To do
Identify each line holding the string "Show" and copy it.

Exercise data
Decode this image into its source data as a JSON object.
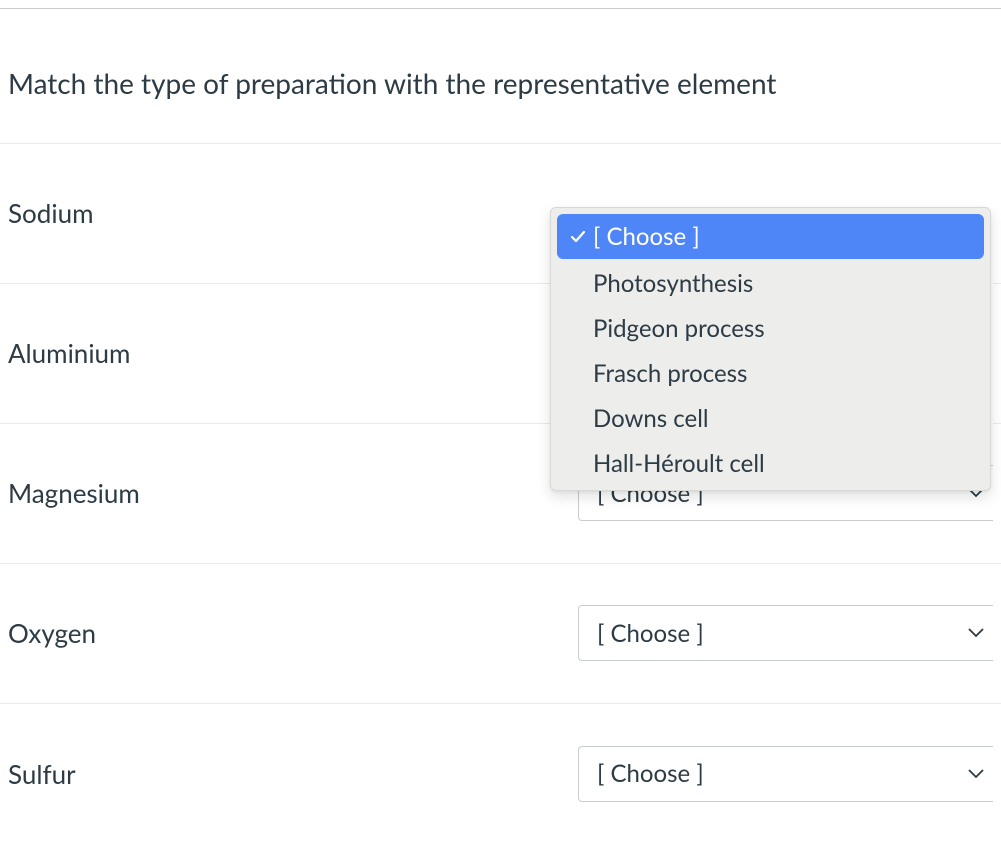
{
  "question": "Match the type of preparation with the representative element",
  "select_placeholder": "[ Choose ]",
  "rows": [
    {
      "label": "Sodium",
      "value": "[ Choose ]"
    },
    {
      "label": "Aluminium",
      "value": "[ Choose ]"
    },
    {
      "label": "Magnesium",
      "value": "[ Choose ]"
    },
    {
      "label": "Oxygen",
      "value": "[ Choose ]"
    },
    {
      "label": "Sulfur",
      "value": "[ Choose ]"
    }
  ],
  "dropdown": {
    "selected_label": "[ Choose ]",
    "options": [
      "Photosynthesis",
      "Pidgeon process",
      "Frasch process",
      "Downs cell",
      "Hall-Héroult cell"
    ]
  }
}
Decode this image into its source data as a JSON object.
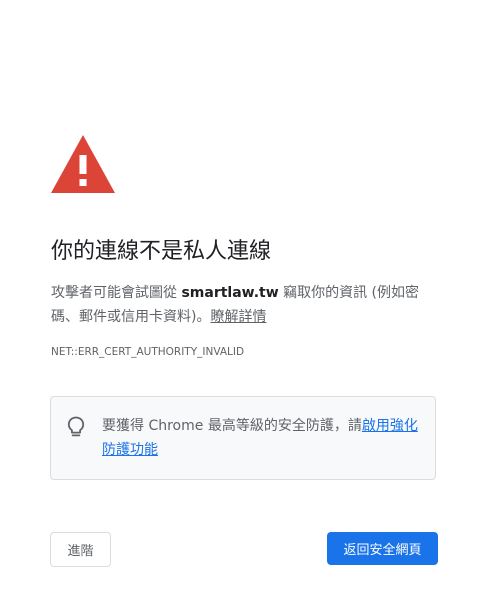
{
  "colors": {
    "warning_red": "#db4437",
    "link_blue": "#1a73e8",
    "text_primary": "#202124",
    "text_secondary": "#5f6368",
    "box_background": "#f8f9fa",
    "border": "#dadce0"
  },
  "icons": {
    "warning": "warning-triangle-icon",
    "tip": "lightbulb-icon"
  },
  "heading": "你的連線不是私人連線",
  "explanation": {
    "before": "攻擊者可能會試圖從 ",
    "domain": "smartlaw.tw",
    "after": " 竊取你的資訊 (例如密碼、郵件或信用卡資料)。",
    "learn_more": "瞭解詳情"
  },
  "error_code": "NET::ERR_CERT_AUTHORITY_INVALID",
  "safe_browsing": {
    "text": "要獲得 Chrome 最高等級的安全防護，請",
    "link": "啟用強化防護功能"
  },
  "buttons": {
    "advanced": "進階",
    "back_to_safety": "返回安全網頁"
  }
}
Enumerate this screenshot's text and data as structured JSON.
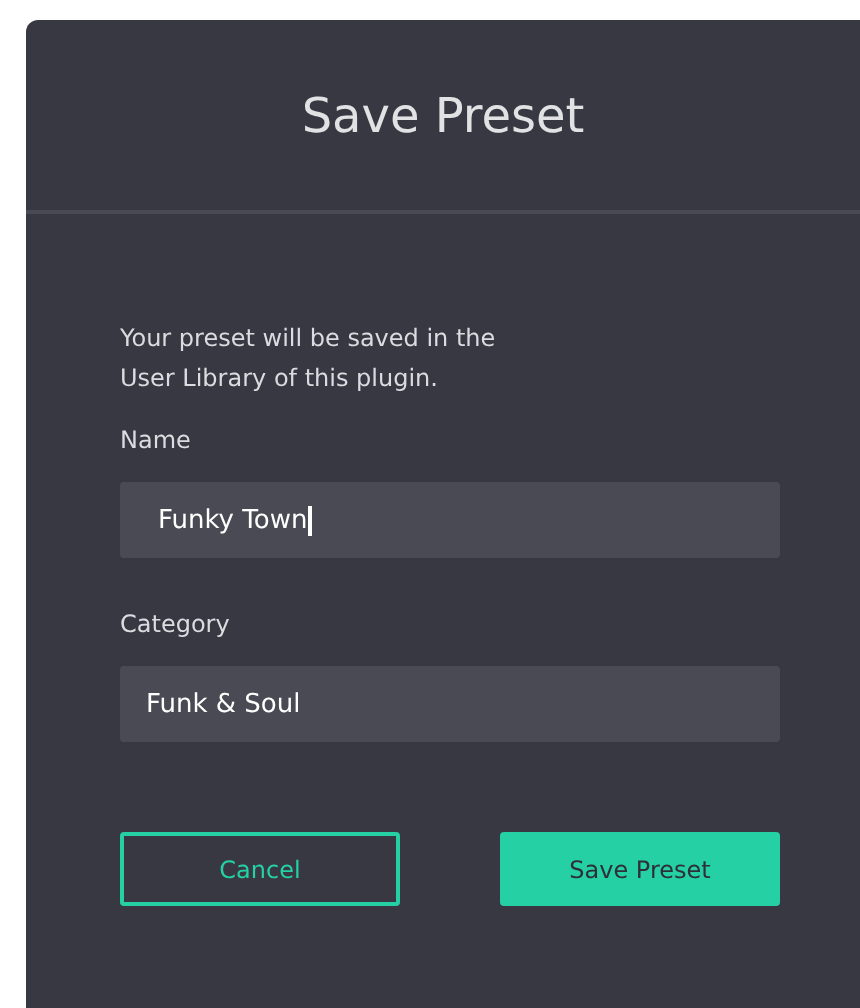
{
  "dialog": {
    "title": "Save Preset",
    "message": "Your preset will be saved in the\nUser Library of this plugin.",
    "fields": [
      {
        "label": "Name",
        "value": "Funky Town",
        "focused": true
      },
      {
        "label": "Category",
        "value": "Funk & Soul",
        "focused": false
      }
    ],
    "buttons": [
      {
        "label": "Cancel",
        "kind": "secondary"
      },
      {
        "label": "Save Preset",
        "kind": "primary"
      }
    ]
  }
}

* * *

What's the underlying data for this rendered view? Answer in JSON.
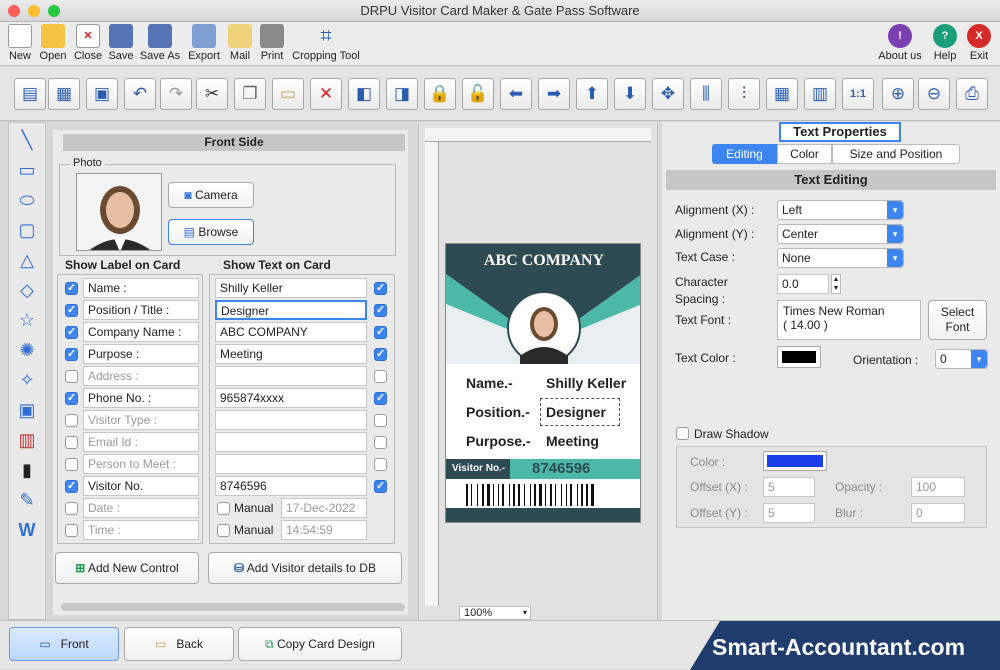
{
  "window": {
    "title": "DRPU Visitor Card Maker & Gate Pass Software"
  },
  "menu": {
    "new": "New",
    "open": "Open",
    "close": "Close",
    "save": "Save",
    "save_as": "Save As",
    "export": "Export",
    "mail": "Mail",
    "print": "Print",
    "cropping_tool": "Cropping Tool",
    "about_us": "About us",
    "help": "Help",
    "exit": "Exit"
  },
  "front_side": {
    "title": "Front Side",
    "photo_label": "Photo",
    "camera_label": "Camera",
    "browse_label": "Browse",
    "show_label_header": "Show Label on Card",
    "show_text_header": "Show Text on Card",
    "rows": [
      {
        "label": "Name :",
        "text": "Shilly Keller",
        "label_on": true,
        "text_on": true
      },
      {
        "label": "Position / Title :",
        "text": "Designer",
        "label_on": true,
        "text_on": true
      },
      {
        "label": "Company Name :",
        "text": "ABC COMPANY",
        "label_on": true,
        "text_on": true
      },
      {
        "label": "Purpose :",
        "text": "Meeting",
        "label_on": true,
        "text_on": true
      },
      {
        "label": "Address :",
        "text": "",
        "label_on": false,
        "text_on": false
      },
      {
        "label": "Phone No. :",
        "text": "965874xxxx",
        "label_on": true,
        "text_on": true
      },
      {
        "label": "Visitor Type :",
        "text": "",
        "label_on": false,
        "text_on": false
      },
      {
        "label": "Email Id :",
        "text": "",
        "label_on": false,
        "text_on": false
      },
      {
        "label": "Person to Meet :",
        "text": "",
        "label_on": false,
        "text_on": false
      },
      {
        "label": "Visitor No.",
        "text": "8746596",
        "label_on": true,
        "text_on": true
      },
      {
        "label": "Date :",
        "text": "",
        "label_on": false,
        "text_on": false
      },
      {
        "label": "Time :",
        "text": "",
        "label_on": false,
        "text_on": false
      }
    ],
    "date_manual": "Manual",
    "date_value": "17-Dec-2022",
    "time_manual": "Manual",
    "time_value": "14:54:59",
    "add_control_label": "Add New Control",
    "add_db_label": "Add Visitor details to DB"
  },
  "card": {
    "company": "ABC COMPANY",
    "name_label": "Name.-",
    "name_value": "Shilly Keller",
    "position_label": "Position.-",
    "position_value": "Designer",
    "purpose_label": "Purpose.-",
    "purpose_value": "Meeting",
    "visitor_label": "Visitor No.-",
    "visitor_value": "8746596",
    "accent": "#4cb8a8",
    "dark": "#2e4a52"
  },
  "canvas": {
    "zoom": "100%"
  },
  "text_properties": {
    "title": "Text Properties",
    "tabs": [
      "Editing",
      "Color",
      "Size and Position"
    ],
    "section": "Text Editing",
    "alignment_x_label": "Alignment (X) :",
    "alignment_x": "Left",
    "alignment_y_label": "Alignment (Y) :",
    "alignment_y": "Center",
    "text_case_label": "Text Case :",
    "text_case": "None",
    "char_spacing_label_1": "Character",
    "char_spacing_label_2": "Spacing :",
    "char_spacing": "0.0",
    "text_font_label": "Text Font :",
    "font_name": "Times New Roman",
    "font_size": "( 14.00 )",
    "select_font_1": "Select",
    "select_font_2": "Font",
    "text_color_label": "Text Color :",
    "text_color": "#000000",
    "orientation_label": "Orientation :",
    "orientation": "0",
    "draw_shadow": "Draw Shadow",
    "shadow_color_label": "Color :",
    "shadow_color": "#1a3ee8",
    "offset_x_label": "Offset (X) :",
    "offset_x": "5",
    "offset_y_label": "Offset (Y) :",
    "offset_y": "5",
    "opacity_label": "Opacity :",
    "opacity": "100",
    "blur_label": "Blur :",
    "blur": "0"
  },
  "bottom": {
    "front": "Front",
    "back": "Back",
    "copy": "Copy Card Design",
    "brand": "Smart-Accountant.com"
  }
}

Exercise answer
    "show_label_header": "Show Label on Card",
    "show_text_header": "Show Text on Card",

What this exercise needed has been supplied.